#### Problem to work on
Exactly as they appear, output all of the records. Skip any images.

#### Extracted entries
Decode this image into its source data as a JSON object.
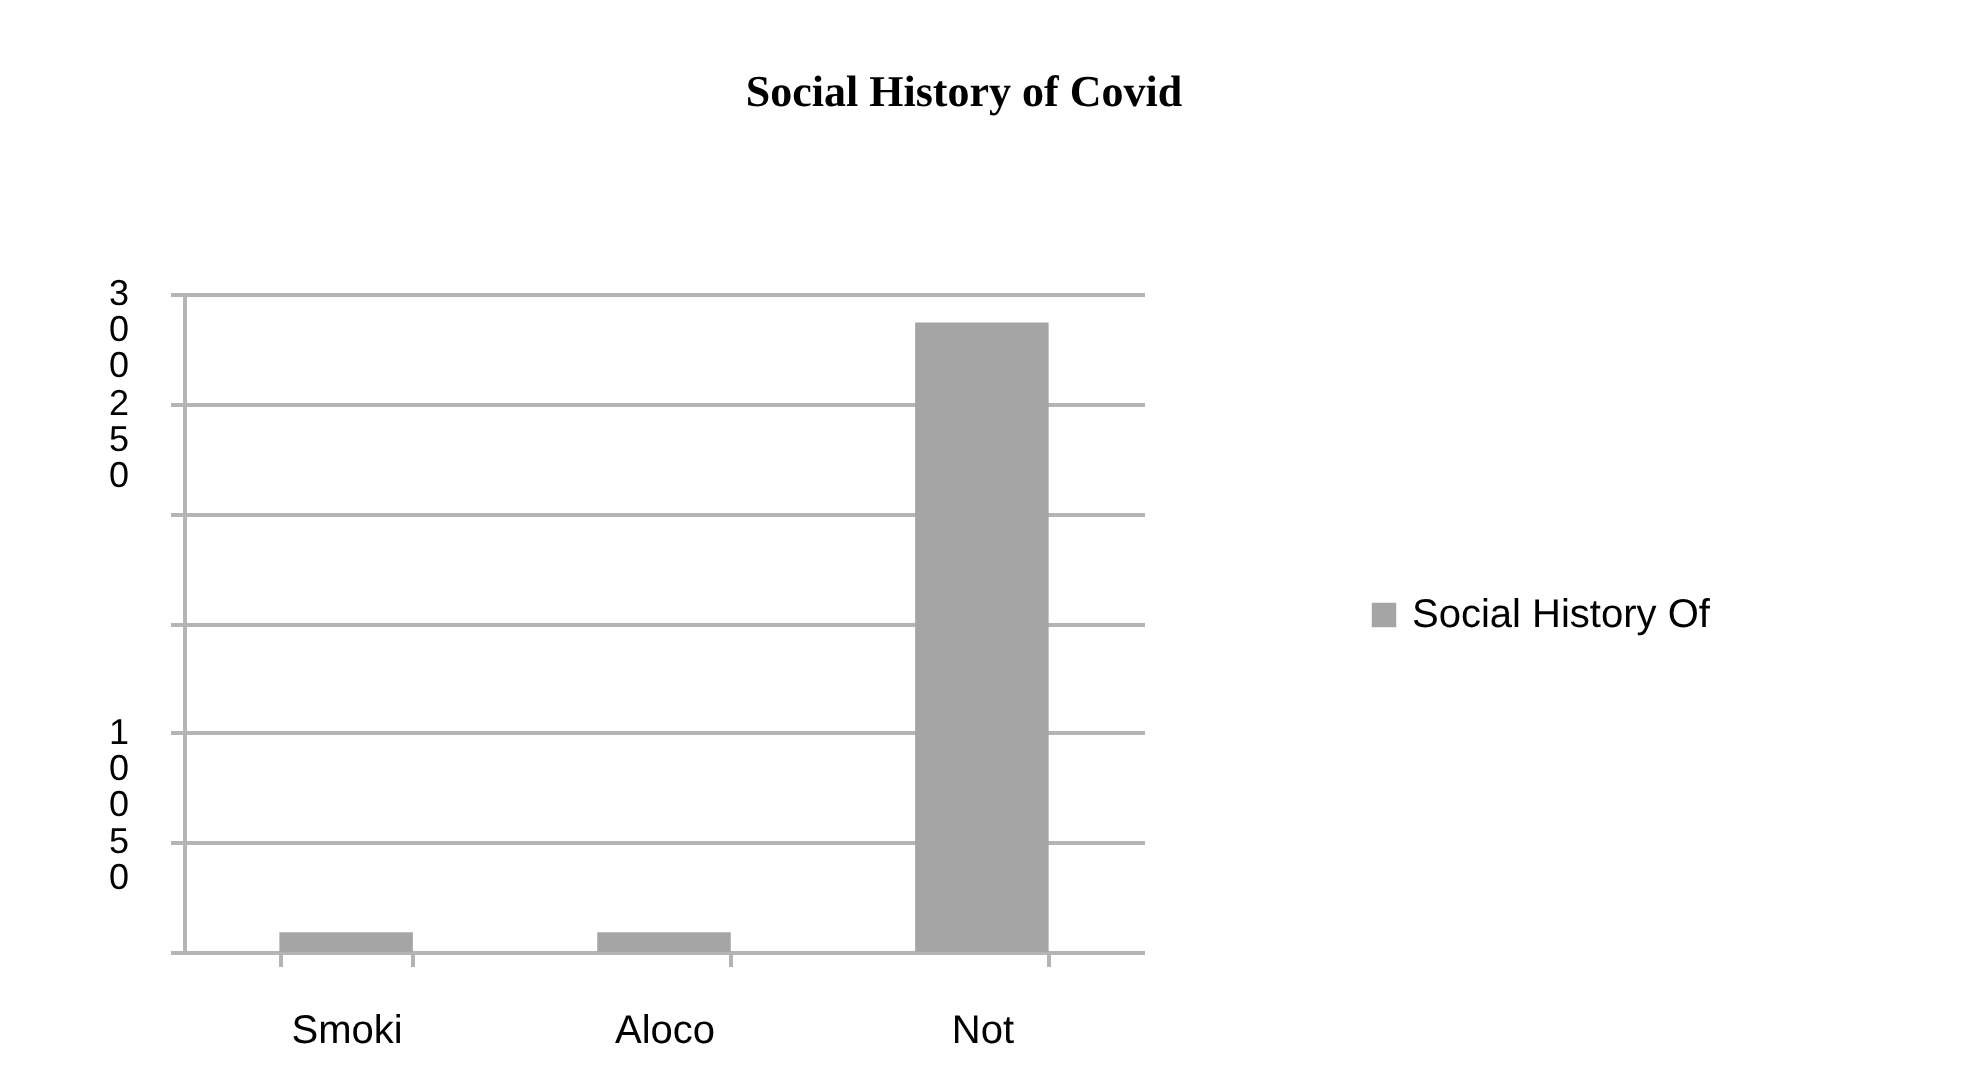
{
  "chart_data": {
    "type": "bar",
    "title": "Social History of Covid",
    "categories": [
      "Smoki",
      "Aloco",
      "Not"
    ],
    "series": [
      {
        "name": "Social History Of",
        "color": "#a5a5a5",
        "values": [
          9,
          9,
          287
        ]
      }
    ],
    "ylim": [
      0,
      300
    ],
    "yticks": [
      {
        "value": 300,
        "label": "300"
      },
      {
        "value": 250,
        "label": "250"
      },
      {
        "value": 200,
        "label": null
      },
      {
        "value": 150,
        "label": null
      },
      {
        "value": 100,
        "label": "100"
      },
      {
        "value": 50,
        "label": "50"
      },
      {
        "value": 0,
        "label": null
      }
    ],
    "grid": true,
    "legend": "right"
  }
}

#### Written solution
Decode this image into its source data as a JSON object.
{
  "chart_data": {
    "type": "bar",
    "title": "Social History of Covid",
    "categories": [
      "Smoki",
      "Aloco",
      "Not"
    ],
    "series": [
      {
        "name": "Social History Of",
        "color": "#a5a5a5",
        "values": [
          9,
          9,
          287
        ]
      }
    ],
    "ylim": [
      0,
      300
    ],
    "yticks": [
      {
        "value": 300,
        "label": "300"
      },
      {
        "value": 250,
        "label": "250"
      },
      {
        "value": 200,
        "label": null
      },
      {
        "value": 150,
        "label": null
      },
      {
        "value": 100,
        "label": "100"
      },
      {
        "value": 50,
        "label": "50"
      },
      {
        "value": 0,
        "label": null
      }
    ],
    "grid": true,
    "legend": "right"
  }
}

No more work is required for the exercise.